• _INSTRUCTION_
Rewrite the lines of the records from the line with "stat-fill-player1 xyxy=(138,297,145,328)" to the line with "stat-value-player1: 0 xyxy=(138,251,167,282)", swapping "stat-row" for "stat-line" and leaving everything else unchanged. Return only those lines.

[START]

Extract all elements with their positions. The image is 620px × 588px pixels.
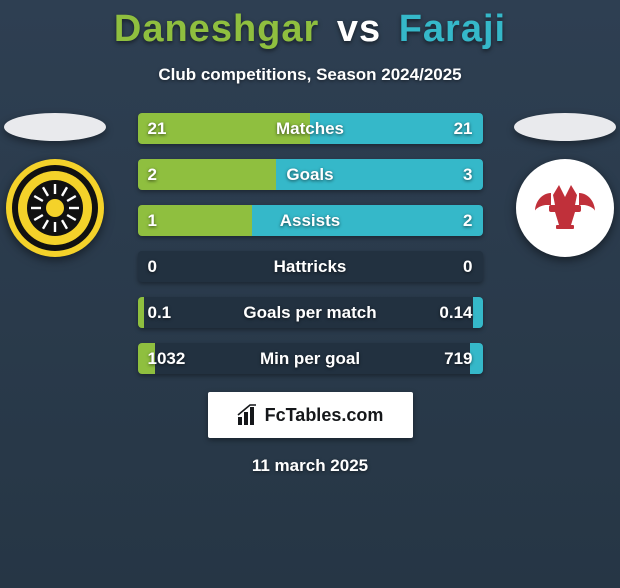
stat-fill-player1 xyxy=(138,297,145,328)
stat-row: 0 0Hattricks xyxy=(138,251,483,282)
vs-text: vs xyxy=(337,8,381,50)
stat-row: 1032719Min per goal xyxy=(138,343,483,374)
subtitle: Club competitions, Season 2024/2025 xyxy=(0,65,620,85)
stat-fill-player1 xyxy=(138,113,311,144)
player2-column xyxy=(510,113,620,257)
stat-row: 0.10.14Goals per match xyxy=(138,297,483,328)
branding-chart-icon xyxy=(237,404,259,426)
main-content: 2121Matches 23Goals 12Assists 0 0Hattricks 0.… xyxy=(0,113,620,374)
comparison-title: Daneshgar vs Faraji xyxy=(0,8,620,51)
stat-label: Min per goal xyxy=(138,343,483,374)
stat-row: 12Assists xyxy=(138,205,483,236)
player2-club-badge xyxy=(516,159,614,257)
stat-value-player1: 0 xyxy=(138,251,167,282)
player1-name: Daneshgar xyxy=(114,8,319,50)
club2-logo-icon xyxy=(522,165,608,251)
stat-row: 23Goals xyxy=(138,159,483,190)
stat-fill-player1 xyxy=(138,205,253,236)
player1-club-badge xyxy=(6,159,104,257)
stat-label: Goals per match xyxy=(138,297,483,328)
stat-fill-player2 xyxy=(473,297,483,328)
stat-label: Hattricks xyxy=(138,251,483,282)
stat-fill-player2 xyxy=(252,205,482,236)
stat-fill-player1 xyxy=(138,343,155,374)
player2-name: Faraji xyxy=(399,8,506,50)
stat-fill-player2 xyxy=(470,343,482,374)
stat-fill-player1 xyxy=(138,159,276,190)
branding-box: FcTables.com xyxy=(208,392,413,438)
stat-row: 2121Matches xyxy=(138,113,483,144)
stat-bars: 2121Matches 23Goals 12Assists 0 0Hattricks 0.… xyxy=(138,113,483,374)
player2-avatar-placeholder xyxy=(514,113,616,141)
player1-column xyxy=(0,113,110,257)
club1-logo-icon xyxy=(12,165,98,251)
stat-fill-player2 xyxy=(310,113,483,144)
snapshot-date: 11 march 2025 xyxy=(0,456,620,476)
player1-avatar-placeholder xyxy=(4,113,106,141)
stat-value-player2: 0 xyxy=(453,251,482,282)
stat-fill-player2 xyxy=(276,159,483,190)
branding-text: FcTables.com xyxy=(265,405,384,426)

[END]

• _REPLY_
stat-fill-player1 xyxy=(138,297,145,328)
stat-line: 0 0Hattricks xyxy=(138,251,483,282)
vs-text: vs xyxy=(337,8,381,50)
stat-line: 1032719Min per goal xyxy=(138,343,483,374)
subtitle: Club competitions, Season 2024/2025 xyxy=(0,65,620,85)
stat-fill-player1 xyxy=(138,113,311,144)
player2-column xyxy=(510,113,620,257)
stat-line: 0.10.14Goals per match xyxy=(138,297,483,328)
branding-chart-icon xyxy=(237,404,259,426)
main-content: 2121Matches 23Goals 12Assists 0 0Hattricks 0.… xyxy=(0,113,620,374)
comparison-title: Daneshgar vs Faraji xyxy=(0,8,620,51)
stat-label: Min per goal xyxy=(138,343,483,374)
stat-line: 12Assists xyxy=(138,205,483,236)
player2-club-badge xyxy=(516,159,614,257)
stat-value-player1: 0 xyxy=(138,251,167,282)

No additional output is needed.